═══ Material supplied ═══

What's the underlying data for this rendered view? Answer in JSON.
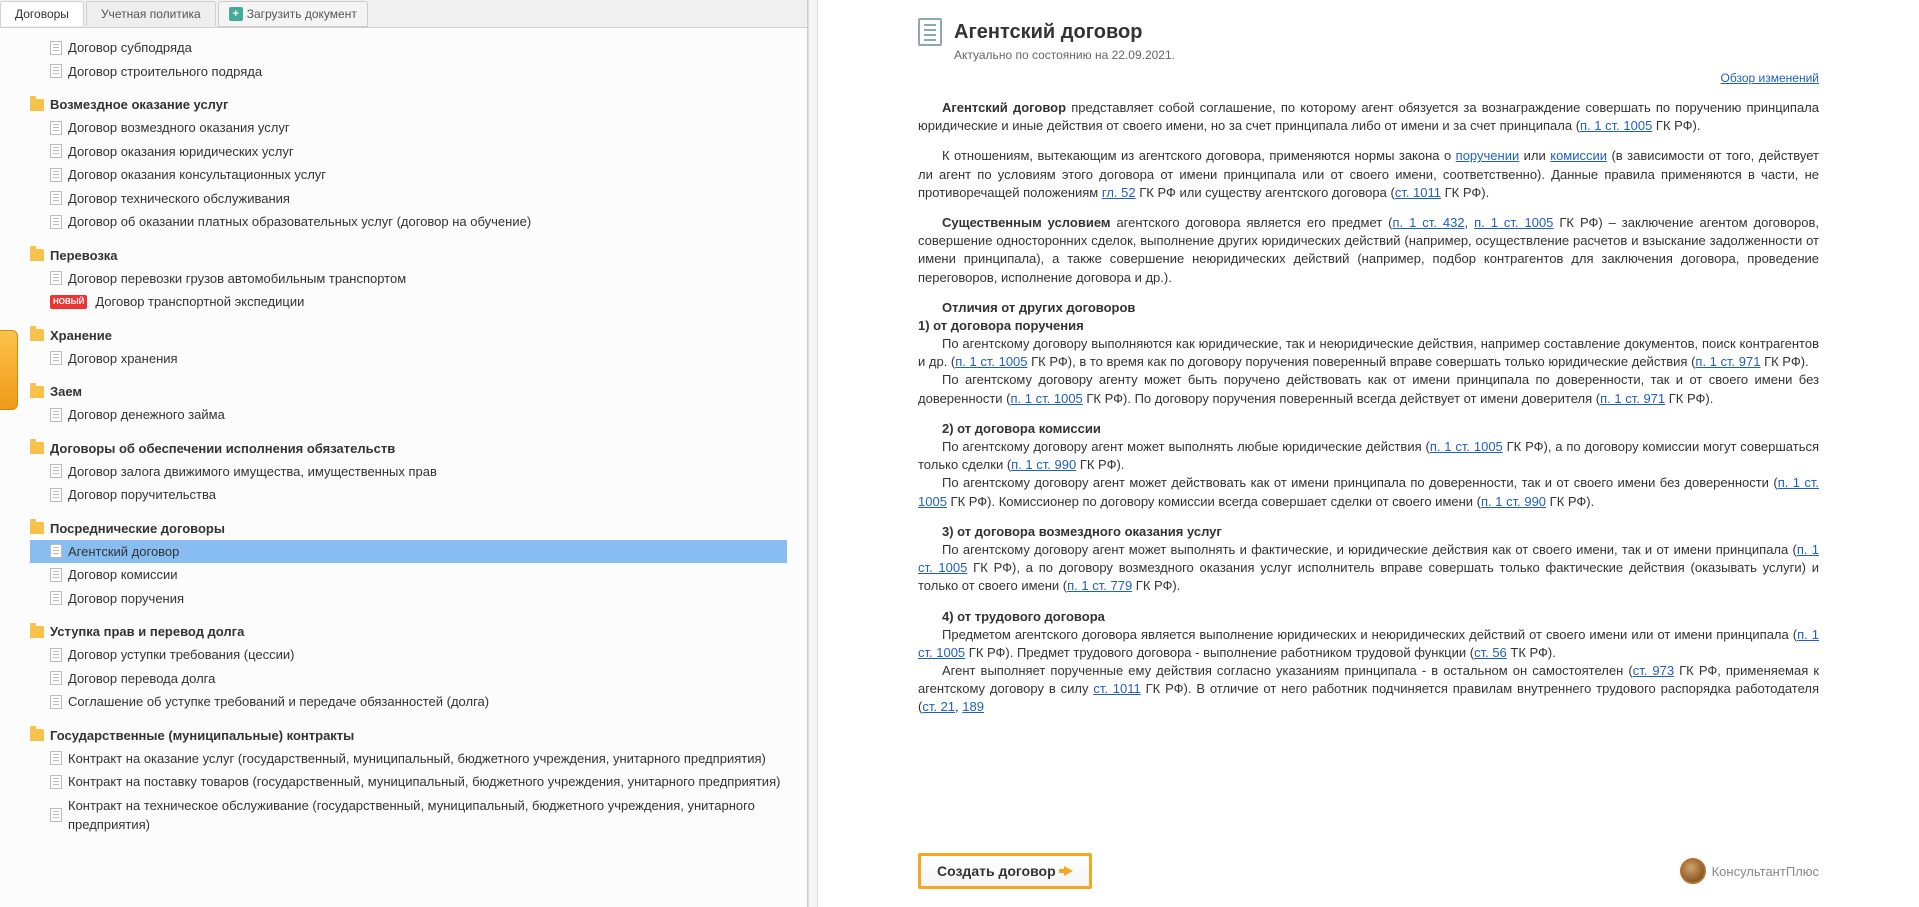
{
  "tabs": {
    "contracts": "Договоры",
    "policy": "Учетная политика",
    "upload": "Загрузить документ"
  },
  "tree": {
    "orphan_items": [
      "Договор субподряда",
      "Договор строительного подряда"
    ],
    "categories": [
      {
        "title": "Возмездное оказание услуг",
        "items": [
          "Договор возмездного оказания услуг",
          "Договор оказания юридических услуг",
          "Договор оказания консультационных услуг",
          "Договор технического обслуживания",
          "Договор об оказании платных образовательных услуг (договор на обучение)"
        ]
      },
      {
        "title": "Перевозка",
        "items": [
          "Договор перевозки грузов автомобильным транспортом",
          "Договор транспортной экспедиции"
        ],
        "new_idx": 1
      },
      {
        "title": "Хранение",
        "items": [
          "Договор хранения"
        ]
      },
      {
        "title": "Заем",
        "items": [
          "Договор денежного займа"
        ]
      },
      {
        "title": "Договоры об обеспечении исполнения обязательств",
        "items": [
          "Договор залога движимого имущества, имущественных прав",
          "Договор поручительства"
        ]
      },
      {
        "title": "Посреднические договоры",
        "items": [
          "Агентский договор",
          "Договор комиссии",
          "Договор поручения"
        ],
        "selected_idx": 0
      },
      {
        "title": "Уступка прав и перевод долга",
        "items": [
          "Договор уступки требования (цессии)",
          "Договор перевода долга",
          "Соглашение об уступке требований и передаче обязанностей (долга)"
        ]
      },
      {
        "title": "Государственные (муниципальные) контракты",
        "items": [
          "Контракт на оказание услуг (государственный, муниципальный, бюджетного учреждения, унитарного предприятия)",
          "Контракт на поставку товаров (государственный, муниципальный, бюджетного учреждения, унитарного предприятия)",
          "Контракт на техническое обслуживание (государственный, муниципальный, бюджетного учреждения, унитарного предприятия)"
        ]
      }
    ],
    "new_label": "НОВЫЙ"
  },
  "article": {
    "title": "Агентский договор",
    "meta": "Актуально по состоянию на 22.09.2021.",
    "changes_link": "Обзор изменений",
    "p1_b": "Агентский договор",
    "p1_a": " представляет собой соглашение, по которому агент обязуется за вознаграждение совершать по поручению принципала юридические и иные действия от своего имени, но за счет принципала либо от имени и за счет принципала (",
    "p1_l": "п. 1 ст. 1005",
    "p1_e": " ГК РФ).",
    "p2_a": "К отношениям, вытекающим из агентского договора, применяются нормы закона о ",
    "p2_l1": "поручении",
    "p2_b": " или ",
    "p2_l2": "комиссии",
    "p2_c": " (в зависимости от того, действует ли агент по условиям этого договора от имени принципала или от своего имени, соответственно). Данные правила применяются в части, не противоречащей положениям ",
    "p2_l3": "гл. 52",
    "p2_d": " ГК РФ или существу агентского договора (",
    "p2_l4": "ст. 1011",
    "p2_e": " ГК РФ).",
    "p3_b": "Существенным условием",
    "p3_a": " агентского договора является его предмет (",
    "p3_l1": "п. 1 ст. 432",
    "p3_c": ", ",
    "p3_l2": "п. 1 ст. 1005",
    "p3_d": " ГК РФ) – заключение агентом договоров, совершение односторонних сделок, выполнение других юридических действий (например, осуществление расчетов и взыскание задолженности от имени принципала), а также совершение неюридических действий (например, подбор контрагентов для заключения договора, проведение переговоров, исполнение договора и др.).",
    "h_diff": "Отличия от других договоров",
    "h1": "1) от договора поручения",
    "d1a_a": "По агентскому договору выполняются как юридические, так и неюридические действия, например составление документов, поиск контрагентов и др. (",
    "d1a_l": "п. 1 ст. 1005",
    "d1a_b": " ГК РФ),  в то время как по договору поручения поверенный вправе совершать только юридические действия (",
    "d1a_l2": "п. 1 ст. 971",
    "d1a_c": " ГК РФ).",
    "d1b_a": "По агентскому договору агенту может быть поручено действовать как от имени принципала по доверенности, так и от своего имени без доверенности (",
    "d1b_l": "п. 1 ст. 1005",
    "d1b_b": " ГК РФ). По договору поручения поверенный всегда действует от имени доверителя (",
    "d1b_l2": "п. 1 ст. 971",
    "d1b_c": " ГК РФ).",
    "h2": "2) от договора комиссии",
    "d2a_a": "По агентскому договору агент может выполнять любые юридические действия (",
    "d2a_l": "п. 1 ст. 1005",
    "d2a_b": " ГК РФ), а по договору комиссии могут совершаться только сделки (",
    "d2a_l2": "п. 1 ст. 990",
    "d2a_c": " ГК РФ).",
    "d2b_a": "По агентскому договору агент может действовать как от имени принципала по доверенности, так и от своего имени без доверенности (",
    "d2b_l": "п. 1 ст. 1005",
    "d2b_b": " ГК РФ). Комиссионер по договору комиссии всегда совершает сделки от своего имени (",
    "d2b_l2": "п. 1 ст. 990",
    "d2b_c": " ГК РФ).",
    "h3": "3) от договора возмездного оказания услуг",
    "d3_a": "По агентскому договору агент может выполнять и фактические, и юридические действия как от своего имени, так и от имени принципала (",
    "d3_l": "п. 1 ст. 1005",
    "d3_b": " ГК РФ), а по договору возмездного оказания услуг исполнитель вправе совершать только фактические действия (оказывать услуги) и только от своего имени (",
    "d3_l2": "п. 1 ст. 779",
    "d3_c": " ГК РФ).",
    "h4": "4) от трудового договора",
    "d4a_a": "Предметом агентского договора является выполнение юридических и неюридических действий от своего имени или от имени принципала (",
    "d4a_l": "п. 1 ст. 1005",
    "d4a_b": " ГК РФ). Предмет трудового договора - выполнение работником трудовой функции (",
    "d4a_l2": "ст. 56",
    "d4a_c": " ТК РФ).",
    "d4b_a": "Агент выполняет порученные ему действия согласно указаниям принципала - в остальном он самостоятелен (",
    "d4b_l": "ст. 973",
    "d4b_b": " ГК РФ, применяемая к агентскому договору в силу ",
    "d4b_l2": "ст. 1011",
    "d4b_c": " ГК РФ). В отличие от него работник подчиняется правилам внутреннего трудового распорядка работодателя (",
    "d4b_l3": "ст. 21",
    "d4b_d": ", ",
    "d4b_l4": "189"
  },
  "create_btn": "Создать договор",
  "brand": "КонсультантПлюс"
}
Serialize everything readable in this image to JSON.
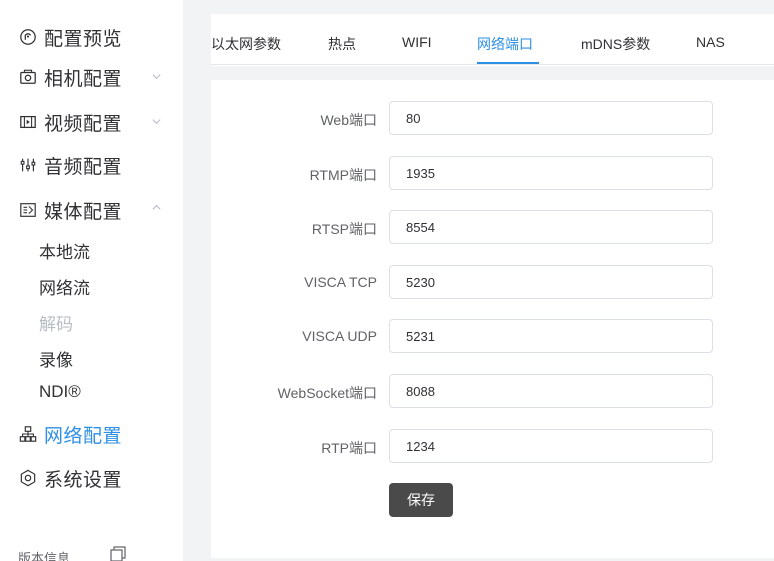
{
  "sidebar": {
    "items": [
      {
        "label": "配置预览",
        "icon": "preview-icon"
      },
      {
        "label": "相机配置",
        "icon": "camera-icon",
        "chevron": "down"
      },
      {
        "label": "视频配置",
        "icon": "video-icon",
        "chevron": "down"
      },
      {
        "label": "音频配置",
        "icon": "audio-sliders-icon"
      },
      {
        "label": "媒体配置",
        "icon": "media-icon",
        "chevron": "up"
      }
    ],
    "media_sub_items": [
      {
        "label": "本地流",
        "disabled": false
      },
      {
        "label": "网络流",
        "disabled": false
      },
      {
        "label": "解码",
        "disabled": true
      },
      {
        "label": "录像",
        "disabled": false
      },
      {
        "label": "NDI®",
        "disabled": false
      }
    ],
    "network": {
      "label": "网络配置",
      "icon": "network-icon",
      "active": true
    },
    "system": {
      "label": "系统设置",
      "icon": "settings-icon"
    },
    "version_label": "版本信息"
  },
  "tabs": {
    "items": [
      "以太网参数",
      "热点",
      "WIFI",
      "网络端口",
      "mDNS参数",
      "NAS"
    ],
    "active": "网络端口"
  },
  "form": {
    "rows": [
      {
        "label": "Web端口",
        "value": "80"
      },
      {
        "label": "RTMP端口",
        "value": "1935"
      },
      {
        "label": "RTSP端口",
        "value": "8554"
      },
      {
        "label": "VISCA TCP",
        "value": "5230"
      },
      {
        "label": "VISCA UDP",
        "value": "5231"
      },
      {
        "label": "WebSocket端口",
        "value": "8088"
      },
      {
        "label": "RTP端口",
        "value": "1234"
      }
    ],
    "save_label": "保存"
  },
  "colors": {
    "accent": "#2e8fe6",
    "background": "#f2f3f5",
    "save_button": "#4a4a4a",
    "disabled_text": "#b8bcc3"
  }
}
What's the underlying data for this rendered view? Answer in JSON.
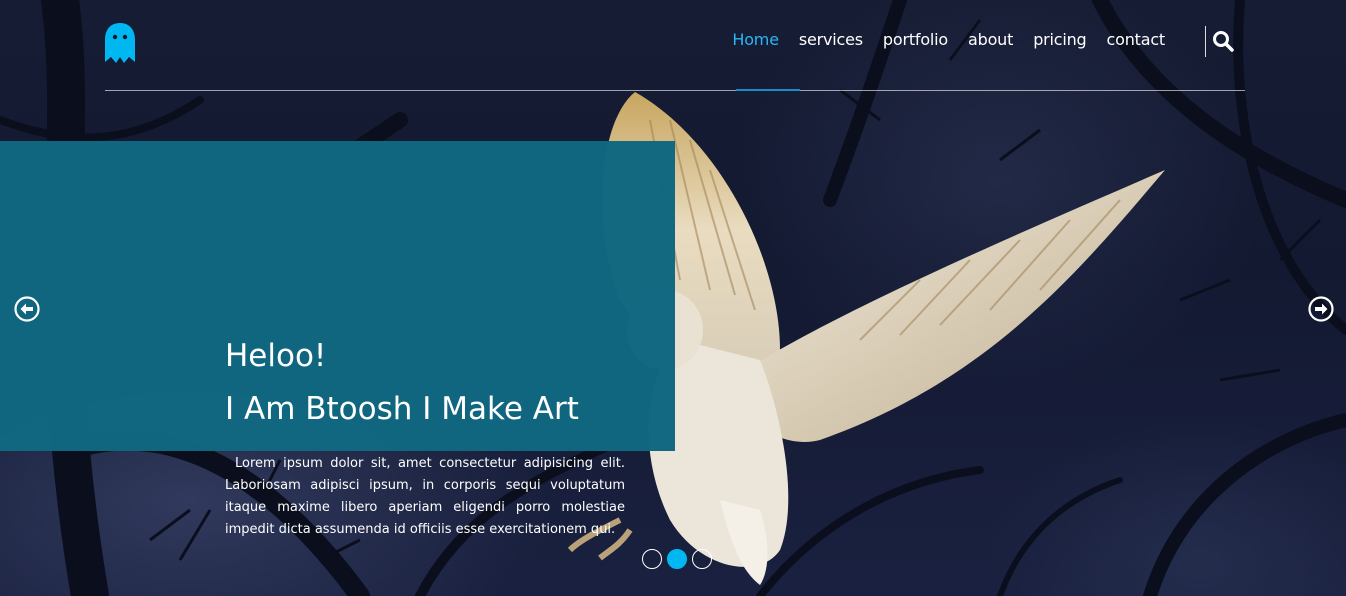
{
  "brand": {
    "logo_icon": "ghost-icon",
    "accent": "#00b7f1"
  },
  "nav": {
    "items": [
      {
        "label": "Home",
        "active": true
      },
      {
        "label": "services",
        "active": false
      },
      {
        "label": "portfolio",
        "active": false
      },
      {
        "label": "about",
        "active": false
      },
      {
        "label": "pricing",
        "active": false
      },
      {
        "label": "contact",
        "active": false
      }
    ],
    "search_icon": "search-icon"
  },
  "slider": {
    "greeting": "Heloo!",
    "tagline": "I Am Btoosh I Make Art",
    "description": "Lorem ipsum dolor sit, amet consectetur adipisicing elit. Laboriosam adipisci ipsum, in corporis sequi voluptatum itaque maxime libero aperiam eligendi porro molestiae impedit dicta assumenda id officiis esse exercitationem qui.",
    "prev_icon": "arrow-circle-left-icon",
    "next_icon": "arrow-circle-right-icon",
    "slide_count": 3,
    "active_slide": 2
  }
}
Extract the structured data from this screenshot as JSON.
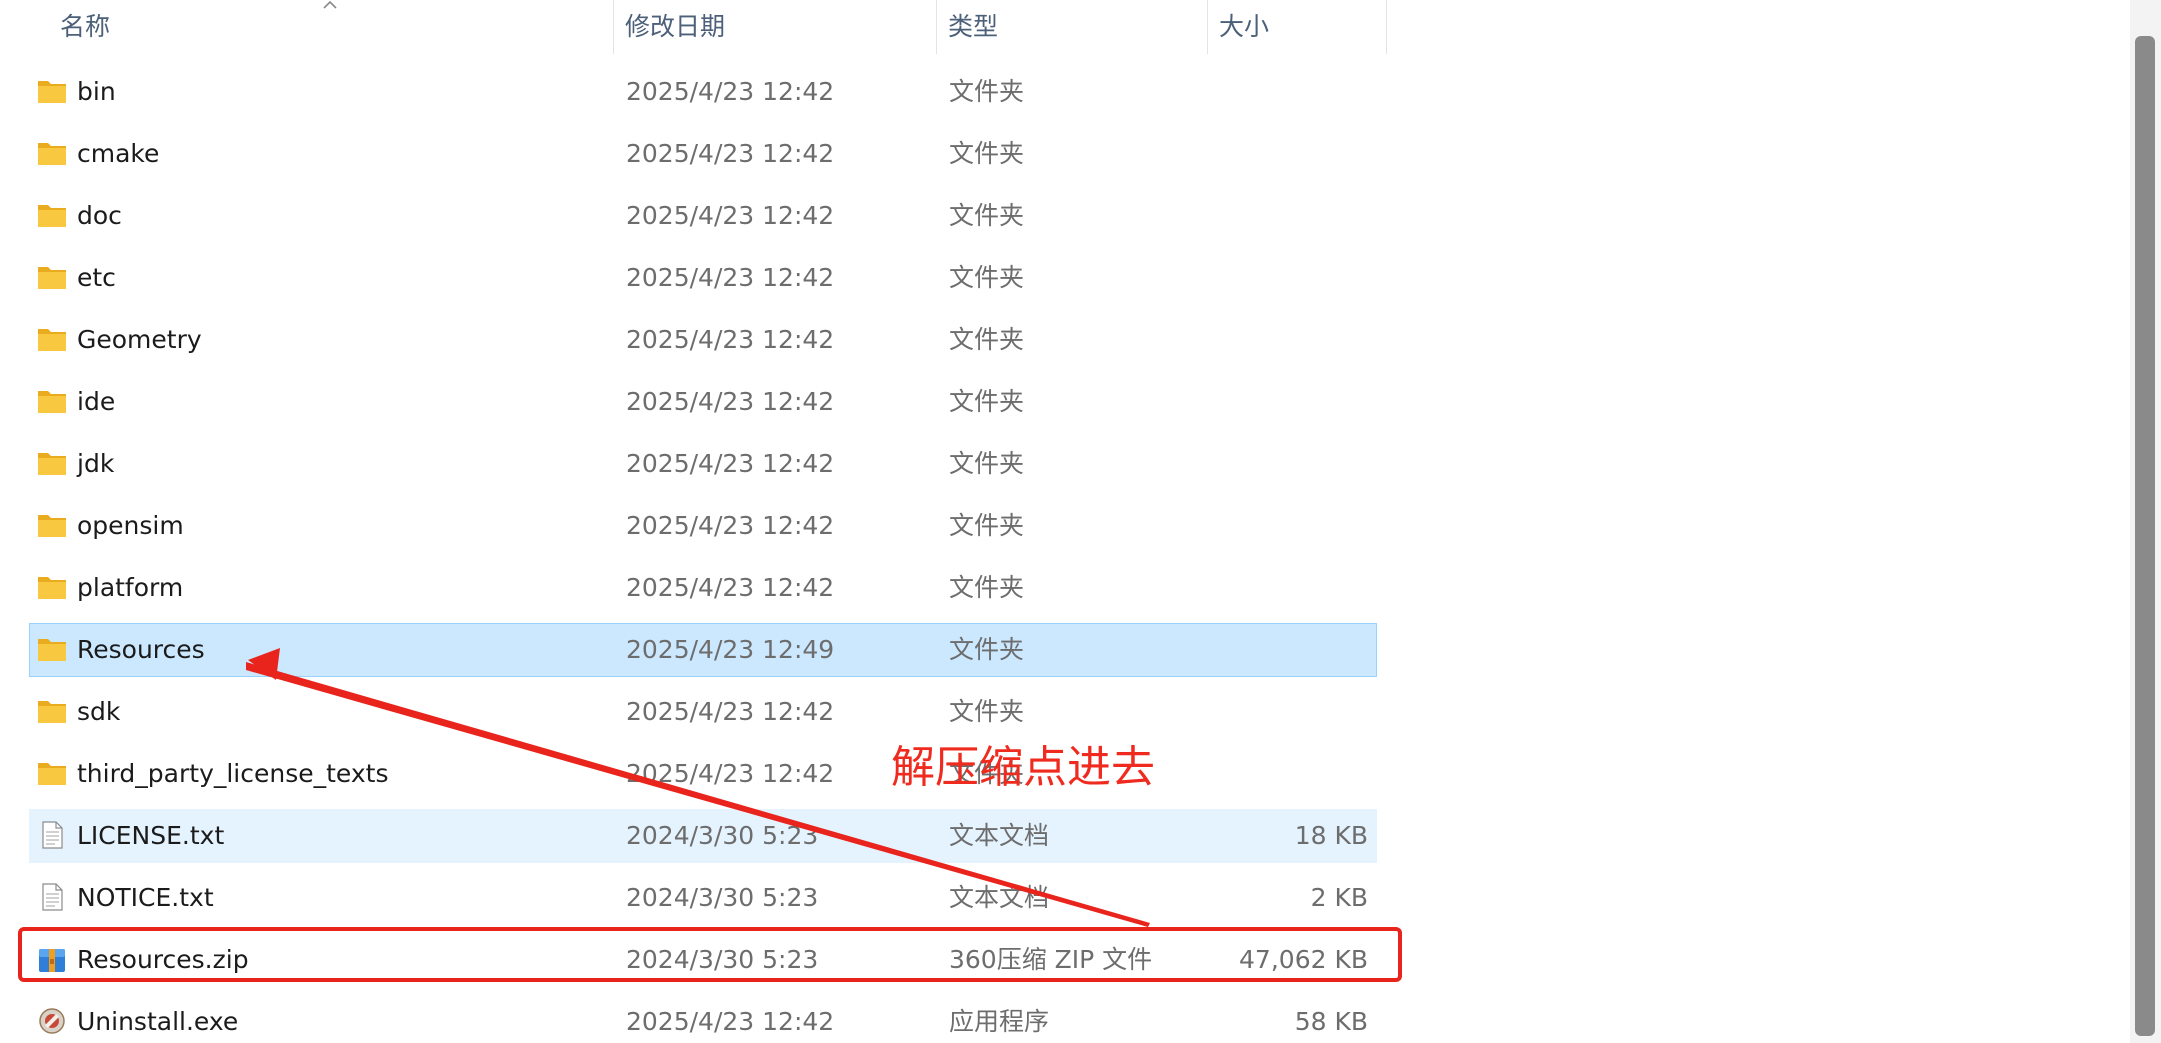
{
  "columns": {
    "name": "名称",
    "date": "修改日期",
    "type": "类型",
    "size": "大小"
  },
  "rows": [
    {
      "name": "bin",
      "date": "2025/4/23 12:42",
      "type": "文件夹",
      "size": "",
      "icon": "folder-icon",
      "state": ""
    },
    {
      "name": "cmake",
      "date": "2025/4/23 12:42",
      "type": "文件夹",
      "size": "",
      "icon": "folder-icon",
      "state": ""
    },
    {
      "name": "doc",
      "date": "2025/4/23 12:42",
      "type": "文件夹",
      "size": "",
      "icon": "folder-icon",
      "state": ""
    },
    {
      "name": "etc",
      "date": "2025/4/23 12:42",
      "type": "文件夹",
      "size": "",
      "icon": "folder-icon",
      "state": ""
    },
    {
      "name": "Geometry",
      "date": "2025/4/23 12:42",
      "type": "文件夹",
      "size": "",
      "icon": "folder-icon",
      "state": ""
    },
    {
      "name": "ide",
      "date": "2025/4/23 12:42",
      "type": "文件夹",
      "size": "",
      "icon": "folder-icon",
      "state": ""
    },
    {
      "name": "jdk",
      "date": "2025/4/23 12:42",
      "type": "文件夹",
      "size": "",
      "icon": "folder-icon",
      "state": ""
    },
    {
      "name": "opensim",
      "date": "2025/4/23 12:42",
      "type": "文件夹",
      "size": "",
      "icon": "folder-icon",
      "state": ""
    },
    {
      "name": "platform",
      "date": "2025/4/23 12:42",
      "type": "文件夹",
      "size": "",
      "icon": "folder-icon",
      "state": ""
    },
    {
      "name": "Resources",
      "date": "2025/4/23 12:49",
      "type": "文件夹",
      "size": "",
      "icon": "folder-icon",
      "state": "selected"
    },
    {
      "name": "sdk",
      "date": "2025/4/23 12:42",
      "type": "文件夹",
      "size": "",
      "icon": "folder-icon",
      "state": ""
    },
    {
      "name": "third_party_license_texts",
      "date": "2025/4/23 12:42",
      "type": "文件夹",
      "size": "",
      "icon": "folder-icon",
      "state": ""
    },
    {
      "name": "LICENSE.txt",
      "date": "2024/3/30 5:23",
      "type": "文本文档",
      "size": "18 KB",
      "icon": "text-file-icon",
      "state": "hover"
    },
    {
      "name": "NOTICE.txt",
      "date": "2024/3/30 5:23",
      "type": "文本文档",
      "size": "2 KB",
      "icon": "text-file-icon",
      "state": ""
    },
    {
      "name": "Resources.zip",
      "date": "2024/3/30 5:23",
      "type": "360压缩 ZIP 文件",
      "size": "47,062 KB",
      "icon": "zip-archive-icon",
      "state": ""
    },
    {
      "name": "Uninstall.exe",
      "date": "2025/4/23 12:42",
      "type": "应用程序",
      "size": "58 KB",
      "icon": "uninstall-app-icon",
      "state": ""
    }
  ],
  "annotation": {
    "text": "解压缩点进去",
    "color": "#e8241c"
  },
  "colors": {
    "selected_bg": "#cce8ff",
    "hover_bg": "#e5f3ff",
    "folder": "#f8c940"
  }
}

═══

- [What to do] Count each line of the entries that holds the word "действовать", then state the total and nothing more.

- [Output of the exercise] 2